**Instruction**
Each entry below must be repeated word for word.

**Provided entries**
# # # # #
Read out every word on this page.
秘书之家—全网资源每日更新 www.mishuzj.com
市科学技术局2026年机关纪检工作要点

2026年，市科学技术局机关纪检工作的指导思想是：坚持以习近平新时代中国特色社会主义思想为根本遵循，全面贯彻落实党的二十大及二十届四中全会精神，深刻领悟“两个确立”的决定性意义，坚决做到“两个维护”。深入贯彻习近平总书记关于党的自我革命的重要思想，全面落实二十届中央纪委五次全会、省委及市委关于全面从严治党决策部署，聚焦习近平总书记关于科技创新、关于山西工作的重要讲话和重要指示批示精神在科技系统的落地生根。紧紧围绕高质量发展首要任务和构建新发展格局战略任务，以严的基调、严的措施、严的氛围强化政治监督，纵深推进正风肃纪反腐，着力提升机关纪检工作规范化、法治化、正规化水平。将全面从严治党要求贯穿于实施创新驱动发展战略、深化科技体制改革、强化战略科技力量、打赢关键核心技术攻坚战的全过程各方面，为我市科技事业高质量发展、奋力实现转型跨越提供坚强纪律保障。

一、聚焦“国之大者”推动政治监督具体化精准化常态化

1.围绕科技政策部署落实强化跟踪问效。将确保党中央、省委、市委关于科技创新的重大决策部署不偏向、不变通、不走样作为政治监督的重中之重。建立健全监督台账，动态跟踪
# # # # #
**Answer below**
Read out every word on this page.
秘书之家—全网资源每日更新 www.mishuzj.com
市科学技术局2026年机关纪检工作要点

2026年，市科学技术局机关纪检工作的指导思想是：坚持以习近平新时代中国特色社会主义思想为根本遵循，全面贯彻落实党的二十大及二十届四中全会精神，深刻领悟“两个确立”的决定性意义，坚决做到“两个维护”。深入贯彻习近平总书记关于党的自我革命的重要思想，全面落实二十届中央纪委五次全会、省委及市委关于全面从严治党决策部署，聚焦习近平总书记关于科技创新、关于山西工作的重要讲话和重要指示批示精神在科技系统的落地生根。紧紧围绕高质量发展首要任务和构建新发展格局战略任务，以严的基调、严的措施、严的氛围强化政治监督，纵深推进正风肃纪反腐，着力提升机关纪检工作规范化、法治化、正规化水平。将全面从严治党要求贯穿于实施创新驱动发展战略、深化科技体制改革、强化战略科技力量、打赢关键核心技术攻坚战的全过程各方面，为我市科技事业高质量发展、奋力实现转型跨越提供坚强纪律保障。

一、聚焦“国之大者”推动政治监督具体化精准化常态化

1.围绕科技政策部署落实强化跟踪问效。将确保党中央、省委、市委关于科技创新的重大决策部署不偏向、不变通、不走样作为政治监督的重中之重。建立健全监督台账，动态跟踪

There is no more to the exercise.